Gather all lines in the records below that include the word "steps".

-- start --

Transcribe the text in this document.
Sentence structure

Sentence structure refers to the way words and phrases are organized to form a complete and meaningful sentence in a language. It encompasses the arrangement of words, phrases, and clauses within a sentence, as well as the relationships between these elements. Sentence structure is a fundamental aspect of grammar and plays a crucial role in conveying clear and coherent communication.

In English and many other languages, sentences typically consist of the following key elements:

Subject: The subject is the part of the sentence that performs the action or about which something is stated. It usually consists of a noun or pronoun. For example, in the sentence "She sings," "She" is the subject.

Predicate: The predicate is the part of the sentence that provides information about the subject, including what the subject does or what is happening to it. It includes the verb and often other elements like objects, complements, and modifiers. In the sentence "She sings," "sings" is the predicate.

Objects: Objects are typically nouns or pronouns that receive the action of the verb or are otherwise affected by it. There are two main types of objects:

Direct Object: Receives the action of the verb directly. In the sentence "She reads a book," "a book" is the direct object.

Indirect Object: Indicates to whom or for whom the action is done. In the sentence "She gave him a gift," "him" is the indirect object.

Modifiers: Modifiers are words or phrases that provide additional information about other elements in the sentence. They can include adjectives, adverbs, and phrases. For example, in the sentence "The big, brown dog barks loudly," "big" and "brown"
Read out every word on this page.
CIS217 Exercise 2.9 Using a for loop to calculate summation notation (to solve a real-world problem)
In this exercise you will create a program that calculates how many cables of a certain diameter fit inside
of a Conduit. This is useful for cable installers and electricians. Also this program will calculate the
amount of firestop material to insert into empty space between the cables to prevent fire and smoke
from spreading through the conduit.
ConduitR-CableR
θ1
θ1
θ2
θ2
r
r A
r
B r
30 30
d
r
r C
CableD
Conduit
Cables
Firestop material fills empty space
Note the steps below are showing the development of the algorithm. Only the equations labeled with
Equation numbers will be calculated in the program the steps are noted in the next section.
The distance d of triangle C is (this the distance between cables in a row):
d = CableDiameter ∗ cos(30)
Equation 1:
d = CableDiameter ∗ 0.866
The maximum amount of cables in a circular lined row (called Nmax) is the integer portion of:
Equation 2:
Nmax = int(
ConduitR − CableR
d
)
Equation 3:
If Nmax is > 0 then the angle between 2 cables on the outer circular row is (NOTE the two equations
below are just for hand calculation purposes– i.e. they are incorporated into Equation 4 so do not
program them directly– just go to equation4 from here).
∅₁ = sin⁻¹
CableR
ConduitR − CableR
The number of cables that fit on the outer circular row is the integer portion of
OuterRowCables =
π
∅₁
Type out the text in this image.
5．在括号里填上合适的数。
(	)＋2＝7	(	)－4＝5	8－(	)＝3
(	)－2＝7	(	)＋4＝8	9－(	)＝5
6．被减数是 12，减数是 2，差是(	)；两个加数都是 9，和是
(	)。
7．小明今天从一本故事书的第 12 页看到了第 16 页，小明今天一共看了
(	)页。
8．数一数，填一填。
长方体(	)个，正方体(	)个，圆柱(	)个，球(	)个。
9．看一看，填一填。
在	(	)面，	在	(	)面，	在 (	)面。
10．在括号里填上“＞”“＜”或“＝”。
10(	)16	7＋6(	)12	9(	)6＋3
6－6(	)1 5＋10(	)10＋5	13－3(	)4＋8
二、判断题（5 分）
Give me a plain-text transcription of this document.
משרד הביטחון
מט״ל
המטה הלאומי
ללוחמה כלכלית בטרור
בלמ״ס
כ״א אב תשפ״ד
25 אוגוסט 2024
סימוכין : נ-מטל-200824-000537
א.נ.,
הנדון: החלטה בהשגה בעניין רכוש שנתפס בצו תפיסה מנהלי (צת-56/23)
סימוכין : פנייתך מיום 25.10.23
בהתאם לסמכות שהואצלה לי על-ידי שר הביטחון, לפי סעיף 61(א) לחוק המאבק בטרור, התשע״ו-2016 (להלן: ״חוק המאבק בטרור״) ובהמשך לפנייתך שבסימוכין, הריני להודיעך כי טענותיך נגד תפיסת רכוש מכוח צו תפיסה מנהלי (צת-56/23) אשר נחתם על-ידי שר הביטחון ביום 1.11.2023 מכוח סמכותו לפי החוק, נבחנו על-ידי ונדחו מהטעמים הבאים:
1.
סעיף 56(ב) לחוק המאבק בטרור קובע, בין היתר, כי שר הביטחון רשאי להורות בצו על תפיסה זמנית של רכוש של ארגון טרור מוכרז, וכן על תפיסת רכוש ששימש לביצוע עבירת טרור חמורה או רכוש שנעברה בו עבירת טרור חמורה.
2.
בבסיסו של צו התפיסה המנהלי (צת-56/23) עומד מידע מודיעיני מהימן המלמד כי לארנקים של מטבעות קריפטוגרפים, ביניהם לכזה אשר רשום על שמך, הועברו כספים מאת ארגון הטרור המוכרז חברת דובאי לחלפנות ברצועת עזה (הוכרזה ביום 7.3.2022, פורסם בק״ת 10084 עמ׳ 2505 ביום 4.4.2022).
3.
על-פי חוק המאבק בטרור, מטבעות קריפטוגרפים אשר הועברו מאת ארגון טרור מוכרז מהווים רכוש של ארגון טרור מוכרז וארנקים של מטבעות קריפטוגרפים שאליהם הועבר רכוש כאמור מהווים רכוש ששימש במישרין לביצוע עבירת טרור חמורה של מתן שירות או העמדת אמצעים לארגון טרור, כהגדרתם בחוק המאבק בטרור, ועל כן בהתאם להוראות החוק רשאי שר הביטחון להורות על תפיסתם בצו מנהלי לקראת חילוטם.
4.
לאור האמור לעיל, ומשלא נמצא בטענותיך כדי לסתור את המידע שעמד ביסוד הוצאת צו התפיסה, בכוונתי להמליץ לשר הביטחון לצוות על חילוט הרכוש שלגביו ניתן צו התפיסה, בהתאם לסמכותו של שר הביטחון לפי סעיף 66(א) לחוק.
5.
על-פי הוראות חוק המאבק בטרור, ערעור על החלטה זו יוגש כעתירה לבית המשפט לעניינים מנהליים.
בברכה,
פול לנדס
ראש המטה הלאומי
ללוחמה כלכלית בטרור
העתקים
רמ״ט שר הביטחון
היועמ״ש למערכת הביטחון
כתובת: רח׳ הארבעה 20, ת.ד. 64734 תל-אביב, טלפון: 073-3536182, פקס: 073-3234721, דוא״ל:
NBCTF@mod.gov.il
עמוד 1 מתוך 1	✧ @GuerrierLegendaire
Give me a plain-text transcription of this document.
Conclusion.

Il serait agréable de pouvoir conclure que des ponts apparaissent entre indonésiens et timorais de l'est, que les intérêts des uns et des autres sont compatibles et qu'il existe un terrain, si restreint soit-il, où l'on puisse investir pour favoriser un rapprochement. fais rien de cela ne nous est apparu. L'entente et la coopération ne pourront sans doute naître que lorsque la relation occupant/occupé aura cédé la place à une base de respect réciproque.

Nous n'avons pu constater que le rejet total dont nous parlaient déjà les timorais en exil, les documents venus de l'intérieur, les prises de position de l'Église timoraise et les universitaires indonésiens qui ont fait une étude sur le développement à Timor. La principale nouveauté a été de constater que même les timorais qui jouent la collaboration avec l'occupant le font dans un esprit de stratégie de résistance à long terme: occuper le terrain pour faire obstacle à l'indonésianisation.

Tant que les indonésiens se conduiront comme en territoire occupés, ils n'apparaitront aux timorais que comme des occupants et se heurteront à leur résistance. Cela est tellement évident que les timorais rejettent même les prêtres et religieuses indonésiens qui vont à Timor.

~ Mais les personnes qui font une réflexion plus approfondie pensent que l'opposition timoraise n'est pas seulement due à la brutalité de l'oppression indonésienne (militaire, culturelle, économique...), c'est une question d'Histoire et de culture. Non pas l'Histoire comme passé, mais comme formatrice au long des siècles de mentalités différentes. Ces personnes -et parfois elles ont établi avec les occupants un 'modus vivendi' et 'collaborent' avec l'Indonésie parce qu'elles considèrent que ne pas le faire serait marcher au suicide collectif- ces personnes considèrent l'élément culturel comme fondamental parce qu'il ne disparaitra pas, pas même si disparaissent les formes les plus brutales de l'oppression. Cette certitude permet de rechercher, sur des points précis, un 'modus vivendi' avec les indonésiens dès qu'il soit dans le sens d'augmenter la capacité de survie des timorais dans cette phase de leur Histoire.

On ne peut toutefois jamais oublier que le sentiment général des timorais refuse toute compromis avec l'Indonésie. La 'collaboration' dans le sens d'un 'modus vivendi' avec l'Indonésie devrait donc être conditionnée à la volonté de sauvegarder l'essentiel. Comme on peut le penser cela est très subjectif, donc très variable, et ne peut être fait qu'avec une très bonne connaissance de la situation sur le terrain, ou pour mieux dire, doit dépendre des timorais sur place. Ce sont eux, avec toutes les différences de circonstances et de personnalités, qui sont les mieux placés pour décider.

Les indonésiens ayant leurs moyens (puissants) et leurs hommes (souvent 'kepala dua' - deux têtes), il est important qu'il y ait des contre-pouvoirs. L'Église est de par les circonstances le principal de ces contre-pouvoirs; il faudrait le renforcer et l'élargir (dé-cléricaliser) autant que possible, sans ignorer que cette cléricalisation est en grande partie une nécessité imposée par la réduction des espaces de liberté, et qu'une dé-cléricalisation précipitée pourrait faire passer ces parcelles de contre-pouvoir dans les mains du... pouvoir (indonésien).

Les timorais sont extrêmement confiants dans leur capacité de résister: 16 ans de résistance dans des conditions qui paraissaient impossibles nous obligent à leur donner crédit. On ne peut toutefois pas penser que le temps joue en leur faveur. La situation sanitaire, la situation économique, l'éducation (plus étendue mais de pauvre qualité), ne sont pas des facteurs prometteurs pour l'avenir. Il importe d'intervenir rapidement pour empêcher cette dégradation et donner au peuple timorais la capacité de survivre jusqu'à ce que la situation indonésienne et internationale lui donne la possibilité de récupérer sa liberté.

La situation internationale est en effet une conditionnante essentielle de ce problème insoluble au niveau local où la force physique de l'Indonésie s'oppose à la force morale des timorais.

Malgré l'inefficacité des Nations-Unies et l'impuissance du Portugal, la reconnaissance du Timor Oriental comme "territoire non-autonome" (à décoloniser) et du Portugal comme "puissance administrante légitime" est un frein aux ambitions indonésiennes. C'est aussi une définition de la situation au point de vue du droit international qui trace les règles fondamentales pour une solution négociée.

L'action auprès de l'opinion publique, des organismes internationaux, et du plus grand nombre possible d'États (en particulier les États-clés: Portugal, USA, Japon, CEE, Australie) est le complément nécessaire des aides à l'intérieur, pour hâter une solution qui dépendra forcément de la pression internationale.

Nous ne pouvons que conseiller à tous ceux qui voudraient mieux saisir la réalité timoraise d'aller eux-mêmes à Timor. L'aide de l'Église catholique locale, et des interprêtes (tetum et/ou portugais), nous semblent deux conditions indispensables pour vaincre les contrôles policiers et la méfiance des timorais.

-- end --

*Exercise answer:*
Note the steps below are showing the development of the algorithm. Only the equations labeled with
Equation numbers will be calculated in the program the steps are noted in the next section.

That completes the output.